((

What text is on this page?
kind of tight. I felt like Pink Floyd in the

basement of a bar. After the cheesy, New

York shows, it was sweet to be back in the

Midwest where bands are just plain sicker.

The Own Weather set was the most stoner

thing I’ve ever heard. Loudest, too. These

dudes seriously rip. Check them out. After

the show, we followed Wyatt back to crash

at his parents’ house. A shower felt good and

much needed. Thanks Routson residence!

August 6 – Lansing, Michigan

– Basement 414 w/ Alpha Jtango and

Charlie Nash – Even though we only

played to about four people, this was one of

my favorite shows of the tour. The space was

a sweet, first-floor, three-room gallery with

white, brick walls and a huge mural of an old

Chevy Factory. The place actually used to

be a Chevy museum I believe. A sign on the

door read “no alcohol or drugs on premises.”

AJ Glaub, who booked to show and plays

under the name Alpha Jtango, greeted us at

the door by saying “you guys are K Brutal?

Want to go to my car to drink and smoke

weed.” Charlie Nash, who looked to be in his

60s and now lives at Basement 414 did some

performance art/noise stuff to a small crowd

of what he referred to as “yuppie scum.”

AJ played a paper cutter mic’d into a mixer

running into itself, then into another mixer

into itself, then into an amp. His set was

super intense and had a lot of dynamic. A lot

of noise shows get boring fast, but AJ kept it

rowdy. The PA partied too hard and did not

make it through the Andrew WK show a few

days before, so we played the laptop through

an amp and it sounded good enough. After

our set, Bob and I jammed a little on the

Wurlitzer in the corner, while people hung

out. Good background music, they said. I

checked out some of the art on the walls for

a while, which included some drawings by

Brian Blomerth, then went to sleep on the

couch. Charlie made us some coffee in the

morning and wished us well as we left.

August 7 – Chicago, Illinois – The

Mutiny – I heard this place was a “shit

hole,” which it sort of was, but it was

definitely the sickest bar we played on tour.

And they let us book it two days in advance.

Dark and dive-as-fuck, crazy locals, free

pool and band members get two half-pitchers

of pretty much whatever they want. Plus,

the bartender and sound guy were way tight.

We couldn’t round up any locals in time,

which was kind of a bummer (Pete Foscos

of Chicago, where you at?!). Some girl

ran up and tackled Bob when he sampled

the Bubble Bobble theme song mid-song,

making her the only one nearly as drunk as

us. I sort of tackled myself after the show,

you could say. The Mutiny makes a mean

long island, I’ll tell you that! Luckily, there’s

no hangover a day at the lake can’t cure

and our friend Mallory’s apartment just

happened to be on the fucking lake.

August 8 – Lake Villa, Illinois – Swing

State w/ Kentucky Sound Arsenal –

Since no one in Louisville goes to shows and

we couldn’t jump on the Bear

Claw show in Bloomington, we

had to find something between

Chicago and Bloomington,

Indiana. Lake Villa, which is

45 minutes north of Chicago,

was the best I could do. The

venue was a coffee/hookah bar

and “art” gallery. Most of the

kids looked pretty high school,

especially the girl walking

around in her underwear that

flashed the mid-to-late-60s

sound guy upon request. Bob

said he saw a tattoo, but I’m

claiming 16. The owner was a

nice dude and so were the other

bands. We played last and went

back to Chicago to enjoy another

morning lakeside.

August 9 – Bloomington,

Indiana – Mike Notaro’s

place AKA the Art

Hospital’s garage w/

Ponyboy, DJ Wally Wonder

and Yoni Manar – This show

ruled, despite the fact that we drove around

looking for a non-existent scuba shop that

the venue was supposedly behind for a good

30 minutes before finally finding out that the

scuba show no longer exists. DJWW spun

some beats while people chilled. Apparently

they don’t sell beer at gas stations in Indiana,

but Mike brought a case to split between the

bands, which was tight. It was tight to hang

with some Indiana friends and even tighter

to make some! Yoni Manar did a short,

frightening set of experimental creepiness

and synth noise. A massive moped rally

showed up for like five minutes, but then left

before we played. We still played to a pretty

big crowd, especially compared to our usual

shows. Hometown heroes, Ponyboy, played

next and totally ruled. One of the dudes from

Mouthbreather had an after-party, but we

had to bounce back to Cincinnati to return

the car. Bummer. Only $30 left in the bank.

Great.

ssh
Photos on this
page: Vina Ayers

))
((

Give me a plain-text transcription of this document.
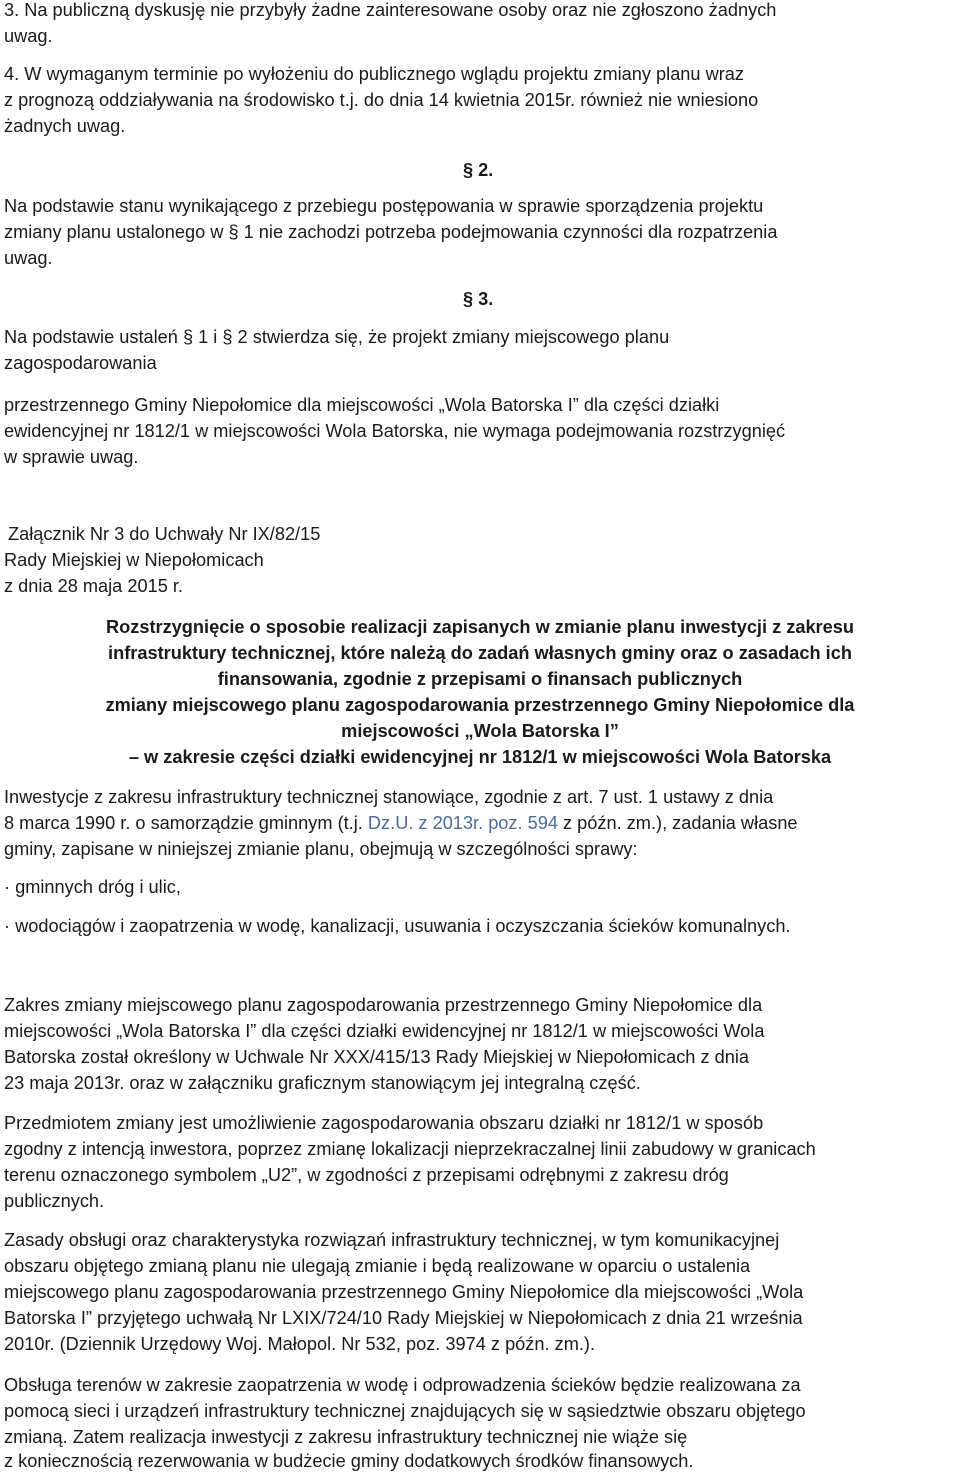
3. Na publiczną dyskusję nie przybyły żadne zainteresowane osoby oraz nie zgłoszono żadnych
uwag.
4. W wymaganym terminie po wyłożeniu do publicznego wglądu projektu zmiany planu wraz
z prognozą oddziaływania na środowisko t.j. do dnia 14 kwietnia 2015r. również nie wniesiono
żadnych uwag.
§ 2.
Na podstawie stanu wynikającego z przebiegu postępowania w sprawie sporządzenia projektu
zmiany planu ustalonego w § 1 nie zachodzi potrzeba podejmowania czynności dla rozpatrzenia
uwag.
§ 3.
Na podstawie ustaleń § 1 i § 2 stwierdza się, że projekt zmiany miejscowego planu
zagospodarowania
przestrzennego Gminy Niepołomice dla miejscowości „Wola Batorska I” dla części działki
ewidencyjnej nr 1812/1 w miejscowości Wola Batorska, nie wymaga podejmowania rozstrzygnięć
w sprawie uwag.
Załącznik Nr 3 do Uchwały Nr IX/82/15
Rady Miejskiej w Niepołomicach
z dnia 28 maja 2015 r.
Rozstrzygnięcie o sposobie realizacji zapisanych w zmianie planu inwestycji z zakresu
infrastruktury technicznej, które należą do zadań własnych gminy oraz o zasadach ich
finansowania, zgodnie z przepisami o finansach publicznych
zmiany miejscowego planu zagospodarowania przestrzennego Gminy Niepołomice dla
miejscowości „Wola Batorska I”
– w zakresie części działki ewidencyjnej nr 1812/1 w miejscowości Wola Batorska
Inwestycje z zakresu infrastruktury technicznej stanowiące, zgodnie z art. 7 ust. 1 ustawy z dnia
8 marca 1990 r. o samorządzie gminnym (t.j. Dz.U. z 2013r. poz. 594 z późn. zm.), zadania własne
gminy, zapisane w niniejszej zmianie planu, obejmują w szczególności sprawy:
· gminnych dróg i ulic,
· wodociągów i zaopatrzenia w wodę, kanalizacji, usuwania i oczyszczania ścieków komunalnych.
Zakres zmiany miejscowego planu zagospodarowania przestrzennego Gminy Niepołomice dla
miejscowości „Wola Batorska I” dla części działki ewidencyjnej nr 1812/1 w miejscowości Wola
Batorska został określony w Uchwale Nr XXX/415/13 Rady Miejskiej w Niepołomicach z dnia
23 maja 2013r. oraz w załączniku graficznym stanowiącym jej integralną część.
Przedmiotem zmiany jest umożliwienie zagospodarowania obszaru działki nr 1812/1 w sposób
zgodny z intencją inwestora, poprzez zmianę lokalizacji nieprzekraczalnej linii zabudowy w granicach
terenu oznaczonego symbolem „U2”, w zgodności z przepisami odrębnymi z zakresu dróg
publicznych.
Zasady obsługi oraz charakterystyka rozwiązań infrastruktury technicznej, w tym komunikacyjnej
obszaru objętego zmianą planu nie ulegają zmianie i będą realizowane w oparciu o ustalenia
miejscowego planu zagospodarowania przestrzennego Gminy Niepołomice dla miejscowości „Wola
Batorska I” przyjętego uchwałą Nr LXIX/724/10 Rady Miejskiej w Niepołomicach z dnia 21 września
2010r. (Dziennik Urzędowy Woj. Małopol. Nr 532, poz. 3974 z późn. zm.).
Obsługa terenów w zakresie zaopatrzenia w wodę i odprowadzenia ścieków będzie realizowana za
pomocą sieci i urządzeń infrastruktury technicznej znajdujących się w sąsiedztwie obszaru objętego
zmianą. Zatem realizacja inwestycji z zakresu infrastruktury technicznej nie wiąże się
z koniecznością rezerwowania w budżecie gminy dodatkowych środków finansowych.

))

### PROMPT:
Copy every line of the material in which the word "place" occurs.

### CORRECT ANSWER:
Chevy Factory. The place actually used to
Mutiny – I heard this place was a “shit
place AKA the Art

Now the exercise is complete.